— Start —

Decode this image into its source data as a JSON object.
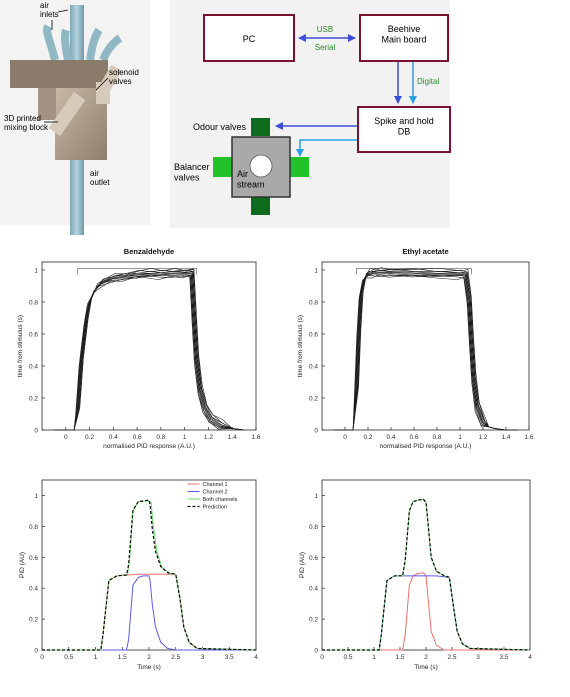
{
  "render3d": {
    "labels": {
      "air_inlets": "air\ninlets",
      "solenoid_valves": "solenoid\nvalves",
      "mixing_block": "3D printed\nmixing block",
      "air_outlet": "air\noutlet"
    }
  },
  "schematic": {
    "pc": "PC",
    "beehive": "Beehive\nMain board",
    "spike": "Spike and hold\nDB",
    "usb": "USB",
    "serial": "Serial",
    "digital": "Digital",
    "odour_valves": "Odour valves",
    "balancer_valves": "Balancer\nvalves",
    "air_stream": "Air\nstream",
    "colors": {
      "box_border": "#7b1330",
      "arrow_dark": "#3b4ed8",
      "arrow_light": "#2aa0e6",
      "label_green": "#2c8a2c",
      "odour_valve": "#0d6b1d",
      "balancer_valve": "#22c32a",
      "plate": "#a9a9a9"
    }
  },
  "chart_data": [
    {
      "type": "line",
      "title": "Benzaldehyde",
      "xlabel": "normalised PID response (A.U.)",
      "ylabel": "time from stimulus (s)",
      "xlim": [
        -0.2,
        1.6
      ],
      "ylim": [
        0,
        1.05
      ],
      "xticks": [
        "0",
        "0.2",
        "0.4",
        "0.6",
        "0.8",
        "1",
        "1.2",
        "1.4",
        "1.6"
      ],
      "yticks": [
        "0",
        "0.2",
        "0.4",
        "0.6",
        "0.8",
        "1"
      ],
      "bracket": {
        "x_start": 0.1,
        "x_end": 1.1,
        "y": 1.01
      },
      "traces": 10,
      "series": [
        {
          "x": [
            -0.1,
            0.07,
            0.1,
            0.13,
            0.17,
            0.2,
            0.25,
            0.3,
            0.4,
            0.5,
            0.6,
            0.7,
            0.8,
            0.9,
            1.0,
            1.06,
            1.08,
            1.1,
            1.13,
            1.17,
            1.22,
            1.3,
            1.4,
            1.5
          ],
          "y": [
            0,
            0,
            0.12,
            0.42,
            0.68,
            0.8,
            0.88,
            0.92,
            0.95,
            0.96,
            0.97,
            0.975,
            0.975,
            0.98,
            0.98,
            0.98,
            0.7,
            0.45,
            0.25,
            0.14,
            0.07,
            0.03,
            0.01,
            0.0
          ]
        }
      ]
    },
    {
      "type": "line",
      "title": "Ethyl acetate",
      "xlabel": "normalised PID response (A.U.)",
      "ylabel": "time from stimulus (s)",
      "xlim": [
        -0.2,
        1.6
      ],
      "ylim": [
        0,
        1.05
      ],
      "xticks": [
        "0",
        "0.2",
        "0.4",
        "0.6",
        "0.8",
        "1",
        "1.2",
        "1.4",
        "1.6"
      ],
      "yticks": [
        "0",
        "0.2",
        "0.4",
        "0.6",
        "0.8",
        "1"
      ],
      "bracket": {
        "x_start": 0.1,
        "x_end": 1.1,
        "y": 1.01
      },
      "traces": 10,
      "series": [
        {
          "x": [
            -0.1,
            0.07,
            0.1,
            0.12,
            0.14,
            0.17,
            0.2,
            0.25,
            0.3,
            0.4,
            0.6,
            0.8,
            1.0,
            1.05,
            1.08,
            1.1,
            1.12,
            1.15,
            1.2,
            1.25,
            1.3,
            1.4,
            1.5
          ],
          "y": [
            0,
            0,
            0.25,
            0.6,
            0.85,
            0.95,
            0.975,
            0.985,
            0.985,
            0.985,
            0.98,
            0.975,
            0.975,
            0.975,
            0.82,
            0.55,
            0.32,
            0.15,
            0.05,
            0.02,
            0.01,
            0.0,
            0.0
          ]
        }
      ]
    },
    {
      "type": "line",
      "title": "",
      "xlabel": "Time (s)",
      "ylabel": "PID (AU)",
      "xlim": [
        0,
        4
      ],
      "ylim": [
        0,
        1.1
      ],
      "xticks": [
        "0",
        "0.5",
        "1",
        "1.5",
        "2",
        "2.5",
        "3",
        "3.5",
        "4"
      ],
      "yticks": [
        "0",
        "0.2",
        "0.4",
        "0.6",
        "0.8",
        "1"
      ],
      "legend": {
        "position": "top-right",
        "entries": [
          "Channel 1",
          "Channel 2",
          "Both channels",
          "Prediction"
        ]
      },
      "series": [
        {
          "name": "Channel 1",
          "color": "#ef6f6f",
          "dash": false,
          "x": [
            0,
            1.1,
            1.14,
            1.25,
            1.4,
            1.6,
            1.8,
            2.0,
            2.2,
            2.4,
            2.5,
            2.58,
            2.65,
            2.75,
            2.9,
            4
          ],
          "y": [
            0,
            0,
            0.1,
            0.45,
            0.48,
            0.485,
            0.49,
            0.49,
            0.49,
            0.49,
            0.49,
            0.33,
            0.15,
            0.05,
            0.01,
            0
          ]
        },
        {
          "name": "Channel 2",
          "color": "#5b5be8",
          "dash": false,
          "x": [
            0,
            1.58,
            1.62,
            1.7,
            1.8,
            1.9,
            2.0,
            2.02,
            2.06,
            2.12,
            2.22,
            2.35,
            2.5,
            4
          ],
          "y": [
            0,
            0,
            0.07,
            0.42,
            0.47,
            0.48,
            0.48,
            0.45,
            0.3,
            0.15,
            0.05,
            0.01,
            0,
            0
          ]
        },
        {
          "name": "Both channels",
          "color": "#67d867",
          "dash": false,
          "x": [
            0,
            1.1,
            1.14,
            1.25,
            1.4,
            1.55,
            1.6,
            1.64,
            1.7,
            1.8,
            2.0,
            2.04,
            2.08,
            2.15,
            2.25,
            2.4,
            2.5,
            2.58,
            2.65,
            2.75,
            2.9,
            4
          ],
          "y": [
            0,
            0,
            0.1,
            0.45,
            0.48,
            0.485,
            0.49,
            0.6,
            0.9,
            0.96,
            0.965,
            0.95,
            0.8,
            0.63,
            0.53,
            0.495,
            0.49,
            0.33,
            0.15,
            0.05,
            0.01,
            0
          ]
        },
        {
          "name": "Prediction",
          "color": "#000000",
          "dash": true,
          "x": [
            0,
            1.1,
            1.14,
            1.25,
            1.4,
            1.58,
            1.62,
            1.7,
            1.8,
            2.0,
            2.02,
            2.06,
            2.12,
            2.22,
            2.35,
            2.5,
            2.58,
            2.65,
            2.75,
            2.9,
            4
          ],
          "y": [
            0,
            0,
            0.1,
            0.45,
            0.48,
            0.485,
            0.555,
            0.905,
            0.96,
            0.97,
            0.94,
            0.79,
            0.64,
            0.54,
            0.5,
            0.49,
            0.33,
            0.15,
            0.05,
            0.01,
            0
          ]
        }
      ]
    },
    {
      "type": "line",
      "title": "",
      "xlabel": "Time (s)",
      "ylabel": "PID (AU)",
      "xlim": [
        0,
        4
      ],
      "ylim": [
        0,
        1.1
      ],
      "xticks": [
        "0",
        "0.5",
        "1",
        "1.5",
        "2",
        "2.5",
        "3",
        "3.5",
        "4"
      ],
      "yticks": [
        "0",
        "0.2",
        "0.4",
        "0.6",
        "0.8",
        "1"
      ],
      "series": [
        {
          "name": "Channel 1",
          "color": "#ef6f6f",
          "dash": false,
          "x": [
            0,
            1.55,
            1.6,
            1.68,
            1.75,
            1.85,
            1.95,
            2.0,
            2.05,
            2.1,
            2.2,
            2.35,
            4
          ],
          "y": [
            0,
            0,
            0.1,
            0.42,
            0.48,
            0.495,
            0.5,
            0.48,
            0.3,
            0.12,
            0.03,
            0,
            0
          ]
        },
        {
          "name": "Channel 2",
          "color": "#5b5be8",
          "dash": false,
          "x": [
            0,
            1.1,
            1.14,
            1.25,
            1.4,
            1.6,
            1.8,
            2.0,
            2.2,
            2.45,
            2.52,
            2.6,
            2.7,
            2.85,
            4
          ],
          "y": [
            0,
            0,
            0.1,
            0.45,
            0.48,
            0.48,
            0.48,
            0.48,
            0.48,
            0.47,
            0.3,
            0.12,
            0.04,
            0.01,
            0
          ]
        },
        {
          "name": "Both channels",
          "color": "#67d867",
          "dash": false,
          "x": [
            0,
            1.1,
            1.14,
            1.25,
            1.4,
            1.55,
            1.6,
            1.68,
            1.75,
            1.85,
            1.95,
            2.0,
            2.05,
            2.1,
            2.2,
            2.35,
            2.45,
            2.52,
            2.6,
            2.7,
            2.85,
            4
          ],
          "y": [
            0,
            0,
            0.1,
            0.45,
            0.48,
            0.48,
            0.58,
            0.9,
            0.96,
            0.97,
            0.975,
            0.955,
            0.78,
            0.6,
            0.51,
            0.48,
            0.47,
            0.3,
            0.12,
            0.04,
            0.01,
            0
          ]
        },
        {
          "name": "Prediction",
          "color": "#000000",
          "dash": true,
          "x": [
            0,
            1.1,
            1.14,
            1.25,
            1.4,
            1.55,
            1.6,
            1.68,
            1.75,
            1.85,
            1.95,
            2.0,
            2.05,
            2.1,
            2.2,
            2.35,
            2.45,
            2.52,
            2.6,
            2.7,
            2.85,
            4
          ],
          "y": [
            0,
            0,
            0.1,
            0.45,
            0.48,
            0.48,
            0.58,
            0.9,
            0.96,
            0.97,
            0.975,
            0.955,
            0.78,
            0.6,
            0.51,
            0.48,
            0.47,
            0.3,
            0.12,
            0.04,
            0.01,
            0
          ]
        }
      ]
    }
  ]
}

— End —
— Start —

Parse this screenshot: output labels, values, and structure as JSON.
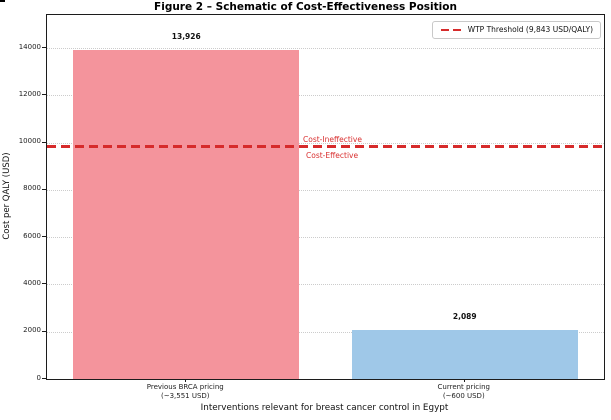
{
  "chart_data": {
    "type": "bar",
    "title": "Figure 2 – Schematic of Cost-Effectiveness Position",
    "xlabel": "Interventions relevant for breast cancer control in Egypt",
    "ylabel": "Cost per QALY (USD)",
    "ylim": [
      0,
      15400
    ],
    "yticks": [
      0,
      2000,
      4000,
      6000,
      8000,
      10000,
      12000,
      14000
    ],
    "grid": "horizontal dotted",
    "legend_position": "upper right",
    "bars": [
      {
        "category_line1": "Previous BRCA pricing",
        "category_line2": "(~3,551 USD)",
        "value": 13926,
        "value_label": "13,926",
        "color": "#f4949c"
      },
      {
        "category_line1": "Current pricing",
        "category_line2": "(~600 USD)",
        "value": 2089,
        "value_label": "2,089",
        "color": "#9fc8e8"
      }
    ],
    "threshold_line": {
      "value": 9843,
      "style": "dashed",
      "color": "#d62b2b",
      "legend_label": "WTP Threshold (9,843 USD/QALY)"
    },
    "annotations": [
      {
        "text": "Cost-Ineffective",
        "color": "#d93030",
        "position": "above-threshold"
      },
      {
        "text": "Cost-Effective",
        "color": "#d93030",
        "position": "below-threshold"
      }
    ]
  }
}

— End —
— Start —

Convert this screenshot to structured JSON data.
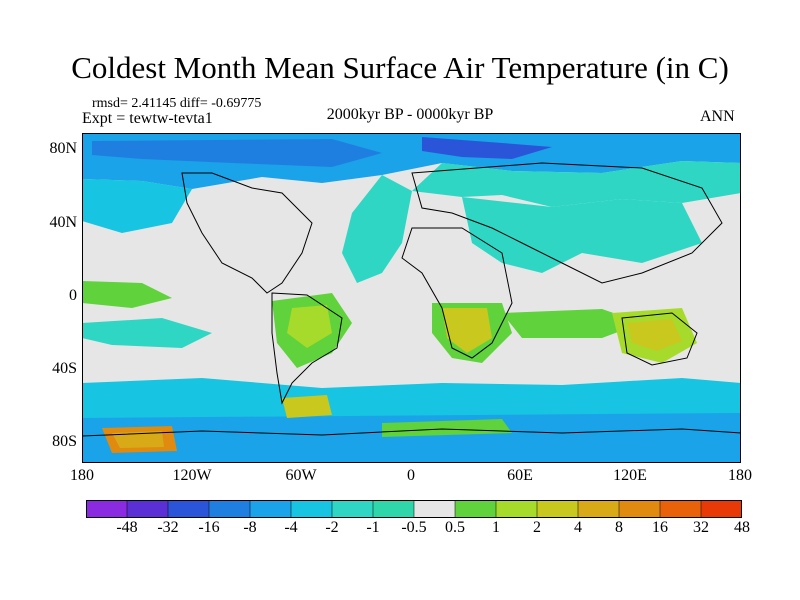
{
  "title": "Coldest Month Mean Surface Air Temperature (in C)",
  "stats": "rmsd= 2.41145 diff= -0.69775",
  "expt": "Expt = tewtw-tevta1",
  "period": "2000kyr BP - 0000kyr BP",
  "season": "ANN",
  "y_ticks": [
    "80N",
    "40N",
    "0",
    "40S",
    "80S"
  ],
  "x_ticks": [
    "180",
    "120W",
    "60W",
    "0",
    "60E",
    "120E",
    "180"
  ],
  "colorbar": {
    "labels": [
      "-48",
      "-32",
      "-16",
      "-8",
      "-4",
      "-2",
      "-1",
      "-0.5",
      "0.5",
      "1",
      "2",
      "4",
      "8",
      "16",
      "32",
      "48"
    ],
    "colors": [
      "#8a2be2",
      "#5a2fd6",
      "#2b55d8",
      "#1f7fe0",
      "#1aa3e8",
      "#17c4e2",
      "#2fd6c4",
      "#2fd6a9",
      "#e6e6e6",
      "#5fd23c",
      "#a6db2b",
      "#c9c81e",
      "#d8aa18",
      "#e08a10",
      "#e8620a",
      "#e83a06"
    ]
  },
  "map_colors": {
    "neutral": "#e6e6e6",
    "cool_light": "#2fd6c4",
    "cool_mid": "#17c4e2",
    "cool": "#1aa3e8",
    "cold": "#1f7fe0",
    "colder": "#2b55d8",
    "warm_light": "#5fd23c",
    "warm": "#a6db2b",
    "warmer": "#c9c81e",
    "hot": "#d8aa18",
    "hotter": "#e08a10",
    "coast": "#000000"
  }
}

— End —

→ Instruction
List the lines of the material in which the word "pricing" occurs.

→ Output for this task
        "category_line1": "Previous BRCA pricing",
        "category_line1": "Current pricing",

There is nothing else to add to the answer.